What to work on: Write out every one of the items below, character for character.

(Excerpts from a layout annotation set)
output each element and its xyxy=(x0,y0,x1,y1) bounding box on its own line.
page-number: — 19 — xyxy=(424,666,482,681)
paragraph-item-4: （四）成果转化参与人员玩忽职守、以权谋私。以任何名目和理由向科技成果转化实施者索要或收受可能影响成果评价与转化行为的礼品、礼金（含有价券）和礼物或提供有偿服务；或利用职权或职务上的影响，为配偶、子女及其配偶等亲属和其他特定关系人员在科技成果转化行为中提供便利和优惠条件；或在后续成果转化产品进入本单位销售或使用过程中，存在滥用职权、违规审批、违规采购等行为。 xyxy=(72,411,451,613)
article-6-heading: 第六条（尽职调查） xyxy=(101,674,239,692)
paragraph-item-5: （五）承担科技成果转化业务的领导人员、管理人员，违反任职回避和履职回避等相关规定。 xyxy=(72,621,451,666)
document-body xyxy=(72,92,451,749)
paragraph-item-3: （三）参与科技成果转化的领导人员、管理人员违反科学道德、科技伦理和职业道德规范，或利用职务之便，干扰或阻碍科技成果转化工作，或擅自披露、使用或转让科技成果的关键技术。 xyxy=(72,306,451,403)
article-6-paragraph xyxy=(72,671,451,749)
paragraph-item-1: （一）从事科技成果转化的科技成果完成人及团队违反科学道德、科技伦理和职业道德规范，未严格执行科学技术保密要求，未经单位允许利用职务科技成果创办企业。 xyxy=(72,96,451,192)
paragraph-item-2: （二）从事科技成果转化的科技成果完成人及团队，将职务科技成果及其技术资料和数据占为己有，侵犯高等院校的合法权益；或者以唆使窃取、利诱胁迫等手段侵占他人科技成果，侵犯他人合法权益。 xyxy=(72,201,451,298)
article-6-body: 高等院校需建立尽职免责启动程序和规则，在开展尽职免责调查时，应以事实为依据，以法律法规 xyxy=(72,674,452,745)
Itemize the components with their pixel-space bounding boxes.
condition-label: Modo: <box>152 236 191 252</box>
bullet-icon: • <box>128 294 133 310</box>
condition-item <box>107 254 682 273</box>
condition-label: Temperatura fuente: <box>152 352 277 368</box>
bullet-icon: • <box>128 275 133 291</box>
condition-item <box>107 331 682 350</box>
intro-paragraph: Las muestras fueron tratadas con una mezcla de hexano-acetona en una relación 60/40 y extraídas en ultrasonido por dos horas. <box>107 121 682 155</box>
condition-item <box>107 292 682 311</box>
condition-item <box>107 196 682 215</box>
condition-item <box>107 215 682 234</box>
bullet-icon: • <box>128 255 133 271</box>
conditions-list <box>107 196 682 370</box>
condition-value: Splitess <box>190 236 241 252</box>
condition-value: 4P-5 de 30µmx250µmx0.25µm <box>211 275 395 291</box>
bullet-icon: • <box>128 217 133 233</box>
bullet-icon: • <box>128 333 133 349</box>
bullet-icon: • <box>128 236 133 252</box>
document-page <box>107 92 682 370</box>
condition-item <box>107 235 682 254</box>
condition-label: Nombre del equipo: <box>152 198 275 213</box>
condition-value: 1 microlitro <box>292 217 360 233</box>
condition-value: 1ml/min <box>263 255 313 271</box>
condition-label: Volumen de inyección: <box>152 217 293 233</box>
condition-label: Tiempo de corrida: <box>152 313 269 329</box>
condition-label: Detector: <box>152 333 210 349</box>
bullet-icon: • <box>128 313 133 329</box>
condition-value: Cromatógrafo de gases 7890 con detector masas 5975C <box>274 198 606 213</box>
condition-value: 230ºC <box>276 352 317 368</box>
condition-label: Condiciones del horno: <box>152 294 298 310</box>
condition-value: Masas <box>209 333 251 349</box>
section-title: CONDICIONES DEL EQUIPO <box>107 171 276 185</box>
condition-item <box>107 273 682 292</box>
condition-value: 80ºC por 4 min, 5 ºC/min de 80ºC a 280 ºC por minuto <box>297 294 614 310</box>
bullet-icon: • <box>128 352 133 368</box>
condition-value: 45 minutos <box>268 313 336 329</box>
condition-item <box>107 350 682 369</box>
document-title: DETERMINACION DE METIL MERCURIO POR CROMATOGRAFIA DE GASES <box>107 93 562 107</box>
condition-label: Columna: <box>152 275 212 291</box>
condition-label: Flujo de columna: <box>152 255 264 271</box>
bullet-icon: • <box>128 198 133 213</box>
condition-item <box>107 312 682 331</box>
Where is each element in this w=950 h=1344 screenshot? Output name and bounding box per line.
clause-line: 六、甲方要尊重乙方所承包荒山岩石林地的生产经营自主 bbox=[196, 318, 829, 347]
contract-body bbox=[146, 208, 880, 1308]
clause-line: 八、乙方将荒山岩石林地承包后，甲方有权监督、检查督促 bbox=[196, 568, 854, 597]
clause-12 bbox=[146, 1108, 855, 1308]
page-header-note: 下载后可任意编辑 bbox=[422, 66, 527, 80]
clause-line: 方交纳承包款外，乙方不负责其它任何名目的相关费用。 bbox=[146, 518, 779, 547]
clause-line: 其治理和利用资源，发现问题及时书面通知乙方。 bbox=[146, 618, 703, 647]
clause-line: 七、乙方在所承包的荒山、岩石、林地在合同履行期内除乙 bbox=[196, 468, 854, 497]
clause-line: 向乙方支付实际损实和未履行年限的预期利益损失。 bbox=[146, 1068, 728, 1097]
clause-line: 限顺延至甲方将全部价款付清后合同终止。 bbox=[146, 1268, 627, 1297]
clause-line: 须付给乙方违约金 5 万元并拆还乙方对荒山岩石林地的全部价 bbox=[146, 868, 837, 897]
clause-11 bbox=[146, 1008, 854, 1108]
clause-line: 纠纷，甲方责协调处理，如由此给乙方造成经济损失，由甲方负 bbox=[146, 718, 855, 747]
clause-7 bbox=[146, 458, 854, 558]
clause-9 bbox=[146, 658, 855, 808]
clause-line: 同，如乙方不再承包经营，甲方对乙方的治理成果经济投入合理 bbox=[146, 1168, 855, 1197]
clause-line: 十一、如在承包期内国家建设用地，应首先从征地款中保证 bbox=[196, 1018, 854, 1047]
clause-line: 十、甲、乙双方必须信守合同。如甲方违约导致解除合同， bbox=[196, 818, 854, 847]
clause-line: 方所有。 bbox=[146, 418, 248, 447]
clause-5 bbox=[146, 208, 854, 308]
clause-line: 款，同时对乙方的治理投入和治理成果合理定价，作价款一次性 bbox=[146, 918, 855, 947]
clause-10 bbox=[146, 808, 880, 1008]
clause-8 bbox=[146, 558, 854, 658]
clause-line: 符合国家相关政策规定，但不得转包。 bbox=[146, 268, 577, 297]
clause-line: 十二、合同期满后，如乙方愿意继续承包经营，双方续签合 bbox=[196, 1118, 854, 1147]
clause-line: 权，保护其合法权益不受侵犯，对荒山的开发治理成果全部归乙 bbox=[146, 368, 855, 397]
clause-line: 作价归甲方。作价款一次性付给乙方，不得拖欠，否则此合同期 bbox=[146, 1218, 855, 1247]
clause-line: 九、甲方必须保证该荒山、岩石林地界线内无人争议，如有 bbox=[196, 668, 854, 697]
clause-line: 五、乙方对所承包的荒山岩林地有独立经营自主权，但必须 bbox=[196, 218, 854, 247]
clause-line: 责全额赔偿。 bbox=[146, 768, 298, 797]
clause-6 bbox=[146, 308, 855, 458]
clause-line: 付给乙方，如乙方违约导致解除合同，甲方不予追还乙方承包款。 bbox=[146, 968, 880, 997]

Exercise response:
output each element and its xyxy=(x0,y0,x1,y1) bounding box on its own line.
page-number: — 19 — xyxy=(424,666,482,681)
paragraph-item-4: （四）成果转化参与人员玩忽职守、以权谋私。以任何名目和理由向科技成果转化实施者索要或收受可能影响成果评价与转化行为的礼品、礼金（含有价券）和礼物或提供有偿服务；或利用职权或职务上的影响，为配偶、子女及其配偶等亲属和其他特定关系人员在科技成果转化行为中提供便利和优惠条件；或在后续成果转化产品进入本单位销售或使用过程中，存在滥用职权、违规审批、违规采购等行为。 xyxy=(72,411,451,613)
article-6-heading: 第六条（尽职调查） xyxy=(101,674,239,692)
paragraph-item-5: （五）承担科技成果转化业务的领导人员、管理人员，违反任职回避和履职回避等相关规定。 xyxy=(72,621,451,666)
document-body xyxy=(72,92,451,749)
paragraph-item-3: （三）参与科技成果转化的领导人员、管理人员违反科学道德、科技伦理和职业道德规范，或利用职务之便，干扰或阻碍科技成果转化工作，或擅自披露、使用或转让科技成果的关键技术。 xyxy=(72,306,451,403)
article-6-paragraph xyxy=(72,671,451,749)
paragraph-item-1: （一）从事科技成果转化的科技成果完成人及团队违反科学道德、科技伦理和职业道德规范，未严格执行科学技术保密要求，未经单位允许利用职务科技成果创办企业。 xyxy=(72,96,451,192)
paragraph-item-2: （二）从事科技成果转化的科技成果完成人及团队，将职务科技成果及其技术资料和数据占为己有，侵犯高等院校的合法权益；或者以唆使窃取、利诱胁迫等手段侵占他人科技成果，侵犯他人合法权益。 xyxy=(72,201,451,298)
article-6-body: 高等院校需建立尽职免责启动程序和规则，在开展尽职免责调查时，应以事实为依据，以法律法规 xyxy=(72,674,452,745)
Itemize the components with their pixel-space bounding boxes.
condition-label: Modo: <box>152 236 191 252</box>
bullet-icon: • <box>128 294 133 310</box>
condition-item <box>107 254 682 273</box>
condition-label: Temperatura fuente: <box>152 352 277 368</box>
bullet-icon: • <box>128 275 133 291</box>
condition-item <box>107 331 682 350</box>
intro-paragraph: Las muestras fueron tratadas con una mezcla de hexano-acetona en una relación 60/40 y extraídas en ultrasonido por dos horas. <box>107 121 682 155</box>
condition-item <box>107 292 682 311</box>
condition-item <box>107 196 682 215</box>
condition-item <box>107 215 682 234</box>
bullet-icon: • <box>128 255 133 271</box>
conditions-list <box>107 196 682 370</box>
condition-value: Splitess <box>190 236 241 252</box>
condition-value: 4P-5 de 30µmx250µmx0.25µm <box>211 275 395 291</box>
bullet-icon: • <box>128 217 133 233</box>
bullet-icon: • <box>128 333 133 349</box>
bullet-icon: • <box>128 236 133 252</box>
document-page <box>107 92 682 370</box>
condition-item <box>107 235 682 254</box>
condition-label: Nombre del equipo: <box>152 198 275 213</box>
condition-value: 1 microlitro <box>292 217 360 233</box>
condition-value: 1ml/min <box>263 255 313 271</box>
condition-label: Volumen de inyección: <box>152 217 293 233</box>
condition-label: Tiempo de corrida: <box>152 313 269 329</box>
condition-label: Detector: <box>152 333 210 349</box>
bullet-icon: • <box>128 313 133 329</box>
condition-value: Cromatógrafo de gases 7890 con detector masas 5975C <box>274 198 606 213</box>
condition-value: 230ºC <box>276 352 317 368</box>
condition-label: Condiciones del horno: <box>152 294 298 310</box>
condition-value: Masas <box>209 333 251 349</box>
section-title: CONDICIONES DEL EQUIPO <box>107 171 276 185</box>
condition-item <box>107 273 682 292</box>
condition-value: 80ºC por 4 min, 5 ºC/min de 80ºC a 280 ºC por minuto <box>297 294 614 310</box>
bullet-icon: • <box>128 352 133 368</box>
condition-value: 45 minutos <box>268 313 336 329</box>
condition-item <box>107 350 682 369</box>
document-title: DETERMINACION DE METIL MERCURIO POR CROMATOGRAFIA DE GASES <box>107 93 562 107</box>
condition-label: Columna: <box>152 275 212 291</box>
condition-label: Flujo de columna: <box>152 255 264 271</box>
bullet-icon: • <box>128 198 133 213</box>
condition-item <box>107 312 682 331</box>
Where is each element in this w=950 h=1344 screenshot? Output name and bounding box per line.
clause-line: 六、甲方要尊重乙方所承包荒山岩石林地的生产经营自主 bbox=[196, 318, 829, 347]
contract-body bbox=[146, 208, 880, 1308]
clause-line: 八、乙方将荒山岩石林地承包后，甲方有权监督、检查督促 bbox=[196, 568, 854, 597]
clause-12 bbox=[146, 1108, 855, 1308]
page-header-note: 下载后可任意编辑 bbox=[422, 66, 527, 80]
clause-line: 方交纳承包款外，乙方不负责其它任何名目的相关费用。 bbox=[146, 518, 779, 547]
clause-line: 其治理和利用资源，发现问题及时书面通知乙方。 bbox=[146, 618, 703, 647]
clause-line: 七、乙方在所承包的荒山、岩石、林地在合同履行期内除乙 bbox=[196, 468, 854, 497]
clause-line: 向乙方支付实际损实和未履行年限的预期利益损失。 bbox=[146, 1068, 728, 1097]
clause-line: 限顺延至甲方将全部价款付清后合同终止。 bbox=[146, 1268, 627, 1297]
clause-line: 须付给乙方违约金 5 万元并拆还乙方对荒山岩石林地的全部价 bbox=[146, 868, 837, 897]
clause-11 bbox=[146, 1008, 854, 1108]
clause-line: 纠纷，甲方责协调处理，如由此给乙方造成经济损失，由甲方负 bbox=[146, 718, 855, 747]
clause-7 bbox=[146, 458, 854, 558]
clause-9 bbox=[146, 658, 855, 808]
clause-line: 同，如乙方不再承包经营，甲方对乙方的治理成果经济投入合理 bbox=[146, 1168, 855, 1197]
clause-line: 十一、如在承包期内国家建设用地，应首先从征地款中保证 bbox=[196, 1018, 854, 1047]
clause-line: 十、甲、乙双方必须信守合同。如甲方违约导致解除合同， bbox=[196, 818, 854, 847]
clause-line: 方所有。 bbox=[146, 418, 248, 447]
clause-5 bbox=[146, 208, 854, 308]
clause-line: 款，同时对乙方的治理投入和治理成果合理定价，作价款一次性 bbox=[146, 918, 855, 947]
clause-10 bbox=[146, 808, 880, 1008]
clause-8 bbox=[146, 558, 854, 658]
clause-line: 符合国家相关政策规定，但不得转包。 bbox=[146, 268, 577, 297]
clause-line: 十二、合同期满后，如乙方愿意继续承包经营，双方续签合 bbox=[196, 1118, 854, 1147]
clause-line: 权，保护其合法权益不受侵犯，对荒山的开发治理成果全部归乙 bbox=[146, 368, 855, 397]
clause-line: 作价归甲方。作价款一次性付给乙方，不得拖欠，否则此合同期 bbox=[146, 1218, 855, 1247]
clause-line: 九、甲方必须保证该荒山、岩石林地界线内无人争议，如有 bbox=[196, 668, 854, 697]
clause-line: 五、乙方对所承包的荒山岩林地有独立经营自主权，但必须 bbox=[196, 218, 854, 247]
clause-line: 责全额赔偿。 bbox=[146, 768, 298, 797]
clause-6 bbox=[146, 308, 855, 458]
clause-line: 付给乙方，如乙方违约导致解除合同，甲方不予追还乙方承包款。 bbox=[146, 968, 880, 997]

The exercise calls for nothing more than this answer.